:: Given data

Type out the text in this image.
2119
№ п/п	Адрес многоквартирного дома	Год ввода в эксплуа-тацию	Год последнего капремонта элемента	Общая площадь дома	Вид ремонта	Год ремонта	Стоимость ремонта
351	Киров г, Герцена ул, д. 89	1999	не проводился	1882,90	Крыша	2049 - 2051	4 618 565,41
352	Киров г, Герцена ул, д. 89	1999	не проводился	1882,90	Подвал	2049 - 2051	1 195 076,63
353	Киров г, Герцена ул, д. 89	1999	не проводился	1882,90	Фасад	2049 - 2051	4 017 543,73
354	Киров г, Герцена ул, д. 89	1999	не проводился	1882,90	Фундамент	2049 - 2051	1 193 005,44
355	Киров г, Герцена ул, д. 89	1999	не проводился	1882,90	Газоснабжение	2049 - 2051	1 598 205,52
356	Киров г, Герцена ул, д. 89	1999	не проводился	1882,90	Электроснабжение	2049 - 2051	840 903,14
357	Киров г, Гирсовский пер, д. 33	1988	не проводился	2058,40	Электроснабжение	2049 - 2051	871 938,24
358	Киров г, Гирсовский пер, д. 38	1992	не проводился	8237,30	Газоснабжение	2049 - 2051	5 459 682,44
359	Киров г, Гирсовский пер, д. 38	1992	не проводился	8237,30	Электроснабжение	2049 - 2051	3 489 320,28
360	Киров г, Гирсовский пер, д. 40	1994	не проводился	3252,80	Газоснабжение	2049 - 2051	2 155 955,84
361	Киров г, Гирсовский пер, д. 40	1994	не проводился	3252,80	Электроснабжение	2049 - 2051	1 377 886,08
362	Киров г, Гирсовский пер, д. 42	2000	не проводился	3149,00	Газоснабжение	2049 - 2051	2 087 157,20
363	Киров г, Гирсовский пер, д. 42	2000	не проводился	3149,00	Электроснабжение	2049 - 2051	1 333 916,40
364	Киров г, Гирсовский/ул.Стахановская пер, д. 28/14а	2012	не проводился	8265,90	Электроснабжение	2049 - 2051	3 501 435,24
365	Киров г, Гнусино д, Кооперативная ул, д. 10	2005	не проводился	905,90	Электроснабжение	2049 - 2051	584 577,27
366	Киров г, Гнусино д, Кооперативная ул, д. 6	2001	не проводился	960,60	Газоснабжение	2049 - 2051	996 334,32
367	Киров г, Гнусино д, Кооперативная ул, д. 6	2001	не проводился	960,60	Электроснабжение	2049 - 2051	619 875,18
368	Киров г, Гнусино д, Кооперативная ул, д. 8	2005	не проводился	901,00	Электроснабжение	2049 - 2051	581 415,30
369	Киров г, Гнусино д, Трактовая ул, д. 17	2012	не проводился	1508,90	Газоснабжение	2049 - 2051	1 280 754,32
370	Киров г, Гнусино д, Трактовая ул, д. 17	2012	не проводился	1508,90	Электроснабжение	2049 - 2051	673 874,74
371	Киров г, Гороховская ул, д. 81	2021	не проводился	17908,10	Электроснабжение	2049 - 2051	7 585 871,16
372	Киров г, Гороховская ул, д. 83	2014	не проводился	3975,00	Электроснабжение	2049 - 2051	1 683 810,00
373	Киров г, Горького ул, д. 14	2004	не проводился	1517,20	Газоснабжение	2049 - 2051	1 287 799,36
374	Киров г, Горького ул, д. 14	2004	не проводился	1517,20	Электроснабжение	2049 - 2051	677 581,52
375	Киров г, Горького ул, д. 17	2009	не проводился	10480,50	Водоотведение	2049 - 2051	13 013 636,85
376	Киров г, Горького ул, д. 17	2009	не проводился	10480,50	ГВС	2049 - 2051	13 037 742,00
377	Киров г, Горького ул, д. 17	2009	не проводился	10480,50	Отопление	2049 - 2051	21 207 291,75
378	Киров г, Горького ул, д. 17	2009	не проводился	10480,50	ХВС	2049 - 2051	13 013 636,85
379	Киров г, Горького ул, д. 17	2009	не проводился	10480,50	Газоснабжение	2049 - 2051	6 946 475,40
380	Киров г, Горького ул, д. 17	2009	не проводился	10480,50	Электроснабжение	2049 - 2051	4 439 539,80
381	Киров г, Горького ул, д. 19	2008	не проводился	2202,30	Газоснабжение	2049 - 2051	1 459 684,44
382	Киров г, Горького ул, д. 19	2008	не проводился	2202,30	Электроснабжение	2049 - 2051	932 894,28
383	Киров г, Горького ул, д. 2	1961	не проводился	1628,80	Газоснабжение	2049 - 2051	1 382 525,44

::::

Given problem: Extract the complete listing verbatim.

Answer to the task:
Type out the text in this image.
2119
№ п/п	Адрес многоквартирного дома	Год ввода в эксплуа-тацию	Год последнего капремонта элемента	Общая площадь дома	Вид ремонта	Год ремонта	Стоимость ремонта
351	Киров г, Герцена ул, д. 89	1999	не проводился	1882,90	Крыша	2049 - 2051	4 618 565,41
352	Киров г, Герцена ул, д. 89	1999	не проводился	1882,90	Подвал	2049 - 2051	1 195 076,63
353	Киров г, Герцена ул, д. 89	1999	не проводился	1882,90	Фасад	2049 - 2051	4 017 543,73
354	Киров г, Герцена ул, д. 89	1999	не проводился	1882,90	Фундамент	2049 - 2051	1 193 005,44
355	Киров г, Герцена ул, д. 89	1999	не проводился	1882,90	Газоснабжение	2049 - 2051	1 598 205,52
356	Киров г, Герцена ул, д. 89	1999	не проводился	1882,90	Электроснабжение	2049 - 2051	840 903,14
357	Киров г, Гирсовский пер, д. 33	1988	не проводился	2058,40	Электроснабжение	2049 - 2051	871 938,24
358	Киров г, Гирсовский пер, д. 38	1992	не проводился	8237,30	Газоснабжение	2049 - 2051	5 459 682,44
359	Киров г, Гирсовский пер, д. 38	1992	не проводился	8237,30	Электроснабжение	2049 - 2051	3 489 320,28
360	Киров г, Гирсовский пер, д. 40	1994	не проводился	3252,80	Газоснабжение	2049 - 2051	2 155 955,84
361	Киров г, Гирсовский пер, д. 40	1994	не проводился	3252,80	Электроснабжение	2049 - 2051	1 377 886,08
362	Киров г, Гирсовский пер, д. 42	2000	не проводился	3149,00	Газоснабжение	2049 - 2051	2 087 157,20
363	Киров г, Гирсовский пер, д. 42	2000	не проводился	3149,00	Электроснабжение	2049 - 2051	1 333 916,40
364	Киров г, Гирсовский/ул.Стахановская пер, д. 28/14а	2012	не проводился	8265,90	Электроснабжение	2049 - 2051	3 501 435,24
365	Киров г, Гнусино д, Кооперативная ул, д. 10	2005	не проводился	905,90	Электроснабжение	2049 - 2051	584 577,27
366	Киров г, Гнусино д, Кооперативная ул, д. 6	2001	не проводился	960,60	Газоснабжение	2049 - 2051	996 334,32
367	Киров г, Гнусино д, Кооперативная ул, д. 6	2001	не проводился	960,60	Электроснабжение	2049 - 2051	619 875,18
368	Киров г, Гнусино д, Кооперативная ул, д. 8	2005	не проводился	901,00	Электроснабжение	2049 - 2051	581 415,30
369	Киров г, Гнусино д, Трактовая ул, д. 17	2012	не проводился	1508,90	Газоснабжение	2049 - 2051	1 280 754,32
370	Киров г, Гнусино д, Трактовая ул, д. 17	2012	не проводился	1508,90	Электроснабжение	2049 - 2051	673 874,74
371	Киров г, Гороховская ул, д. 81	2021	не проводился	17908,10	Электроснабжение	2049 - 2051	7 585 871,16
372	Киров г, Гороховская ул, д. 83	2014	не проводился	3975,00	Электроснабжение	2049 - 2051	1 683 810,00
373	Киров г, Горького ул, д. 14	2004	не проводился	1517,20	Газоснабжение	2049 - 2051	1 287 799,36
374	Киров г, Горького ул, д. 14	2004	не проводился	1517,20	Электроснабжение	2049 - 2051	677 581,52
375	Киров г, Горького ул, д. 17	2009	не проводился	10480,50	Водоотведение	2049 - 2051	13 013 636,85
376	Киров г, Горького ул, д. 17	2009	не проводился	10480,50	ГВС	2049 - 2051	13 037 742,00
377	Киров г, Горького ул, д. 17	2009	не проводился	10480,50	Отопление	2049 - 2051	21 207 291,75
378	Киров г, Горького ул, д. 17	2009	не проводился	10480,50	ХВС	2049 - 2051	13 013 636,85
379	Киров г, Горького ул, д. 17	2009	не проводился	10480,50	Газоснабжение	2049 - 2051	6 946 475,40
380	Киров г, Горького ул, д. 17	2009	не проводился	10480,50	Электроснабжение	2049 - 2051	4 439 539,80
381	Киров г, Горького ул, д. 19	2008	не проводился	2202,30	Газоснабжение	2049 - 2051	1 459 684,44
382	Киров г, Горького ул, д. 19	2008	не проводился	2202,30	Электроснабжение	2049 - 2051	932 894,28
383	Киров г, Горького ул, д. 2	1961	не проводился	1628,80	Газоснабжение	2049 - 2051	1 382 525,44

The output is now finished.